Dataset records on visual material
* start *

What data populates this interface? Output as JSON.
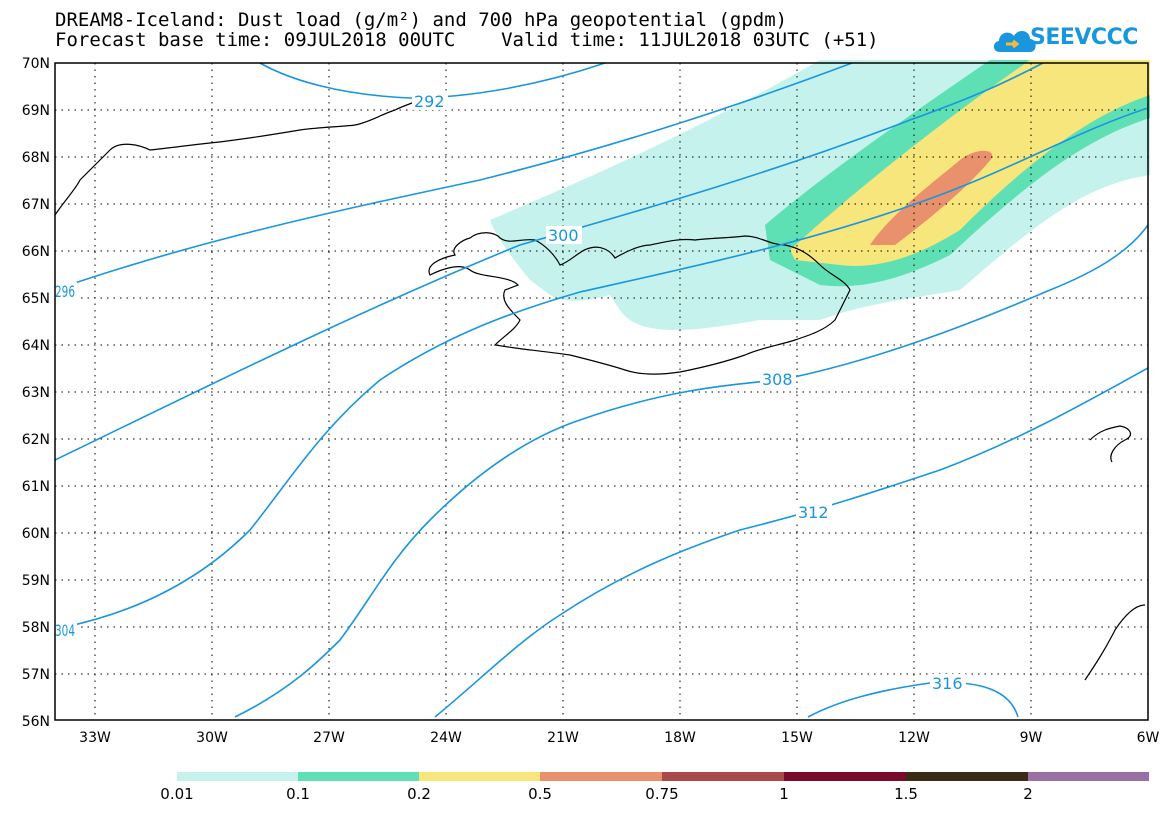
{
  "title_line1": "DREAM8-Iceland: Dust load (g/m²) and 700 hPa geopotential (gpdm)",
  "title_line2": "Forecast base time: 09JUL2018 00UTC    Valid time: 11JUL2018 03UTC (+51)",
  "logo_text": "SEEVCCC",
  "logo_icon": "cloud-icon",
  "lat_labels": [
    "70N",
    "69N",
    "68N",
    "67N",
    "66N",
    "65N",
    "64N",
    "63N",
    "62N",
    "61N",
    "60N",
    "59N",
    "58N",
    "57N",
    "56N"
  ],
  "lon_labels": [
    "33W",
    "30W",
    "27W",
    "24W",
    "21W",
    "18W",
    "15W",
    "12W",
    "9W",
    "6W"
  ],
  "contour_labels": [
    "292",
    "296",
    "300",
    "304",
    "308",
    "312",
    "316"
  ],
  "colorbar": {
    "labels": [
      "0.01",
      "0.1",
      "0.2",
      "0.5",
      "0.75",
      "1",
      "1.5",
      "2"
    ],
    "colors": [
      "#c5f2ec",
      "#5ee0b4",
      "#f6e67c",
      "#e9906c",
      "#a94a48",
      "#7a0a2a",
      "#3c2a14",
      "#9a6fa3"
    ]
  },
  "contour_color": "#1a96dd"
}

* end *

Given request
Extract every line of the data exactly; pictures stay out.

Worked answer
What data populates this interface? Output as JSON.
{
  "title_line1": "DREAM8-Iceland: Dust load (g/m²) and 700 hPa geopotential (gpdm)",
  "title_line2": "Forecast base time: 09JUL2018 00UTC    Valid time: 11JUL2018 03UTC (+51)",
  "logo_text": "SEEVCCC",
  "logo_icon": "cloud-icon",
  "lat_labels": [
    "70N",
    "69N",
    "68N",
    "67N",
    "66N",
    "65N",
    "64N",
    "63N",
    "62N",
    "61N",
    "60N",
    "59N",
    "58N",
    "57N",
    "56N"
  ],
  "lon_labels": [
    "33W",
    "30W",
    "27W",
    "24W",
    "21W",
    "18W",
    "15W",
    "12W",
    "9W",
    "6W"
  ],
  "contour_labels": [
    "292",
    "296",
    "300",
    "304",
    "308",
    "312",
    "316"
  ],
  "colorbar": {
    "labels": [
      "0.01",
      "0.1",
      "0.2",
      "0.5",
      "0.75",
      "1",
      "1.5",
      "2"
    ],
    "colors": [
      "#c5f2ec",
      "#5ee0b4",
      "#f6e67c",
      "#e9906c",
      "#a94a48",
      "#7a0a2a",
      "#3c2a14",
      "#9a6fa3"
    ]
  },
  "contour_color": "#1a96dd"
}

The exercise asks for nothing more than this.